Collected data

---

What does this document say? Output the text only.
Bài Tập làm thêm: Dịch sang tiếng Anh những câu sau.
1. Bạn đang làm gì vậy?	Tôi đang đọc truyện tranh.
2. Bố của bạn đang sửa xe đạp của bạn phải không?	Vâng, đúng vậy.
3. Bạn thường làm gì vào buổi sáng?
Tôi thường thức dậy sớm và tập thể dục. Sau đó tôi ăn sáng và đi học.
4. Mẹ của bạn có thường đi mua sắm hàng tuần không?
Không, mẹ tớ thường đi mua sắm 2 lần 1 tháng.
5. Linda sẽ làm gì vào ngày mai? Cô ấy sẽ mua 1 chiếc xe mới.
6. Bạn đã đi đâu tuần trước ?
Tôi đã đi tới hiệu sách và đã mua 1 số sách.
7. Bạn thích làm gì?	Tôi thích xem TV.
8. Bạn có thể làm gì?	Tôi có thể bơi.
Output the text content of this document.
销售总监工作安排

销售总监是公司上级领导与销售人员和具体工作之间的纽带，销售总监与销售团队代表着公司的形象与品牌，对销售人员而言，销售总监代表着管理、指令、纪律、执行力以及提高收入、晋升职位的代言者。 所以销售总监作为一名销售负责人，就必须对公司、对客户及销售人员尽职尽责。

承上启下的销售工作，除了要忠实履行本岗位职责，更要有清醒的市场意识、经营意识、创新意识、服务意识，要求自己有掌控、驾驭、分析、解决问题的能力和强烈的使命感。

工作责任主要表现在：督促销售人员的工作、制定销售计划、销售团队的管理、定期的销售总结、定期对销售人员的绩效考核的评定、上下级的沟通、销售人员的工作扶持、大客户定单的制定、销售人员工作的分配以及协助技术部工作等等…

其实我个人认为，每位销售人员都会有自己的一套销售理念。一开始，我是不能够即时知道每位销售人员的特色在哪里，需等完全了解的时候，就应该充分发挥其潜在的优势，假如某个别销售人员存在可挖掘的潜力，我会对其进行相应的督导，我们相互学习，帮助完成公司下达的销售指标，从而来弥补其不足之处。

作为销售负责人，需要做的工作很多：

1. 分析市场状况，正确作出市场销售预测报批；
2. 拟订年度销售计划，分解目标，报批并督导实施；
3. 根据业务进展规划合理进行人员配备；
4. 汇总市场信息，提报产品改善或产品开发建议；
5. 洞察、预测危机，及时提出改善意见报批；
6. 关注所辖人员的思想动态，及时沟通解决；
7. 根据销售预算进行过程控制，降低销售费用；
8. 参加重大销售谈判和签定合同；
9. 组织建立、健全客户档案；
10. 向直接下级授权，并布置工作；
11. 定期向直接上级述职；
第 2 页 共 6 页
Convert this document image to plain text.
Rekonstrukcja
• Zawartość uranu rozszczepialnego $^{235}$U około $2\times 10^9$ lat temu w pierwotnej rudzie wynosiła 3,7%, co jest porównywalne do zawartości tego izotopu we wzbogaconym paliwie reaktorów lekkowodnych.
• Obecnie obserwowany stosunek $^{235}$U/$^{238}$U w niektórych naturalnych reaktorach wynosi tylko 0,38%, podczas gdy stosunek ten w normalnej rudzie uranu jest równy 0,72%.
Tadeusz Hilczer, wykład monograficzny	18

---

▶ Aim of the exercise
Count how many lines contain "sáng" and give only that count.

▶ Solution for this task
2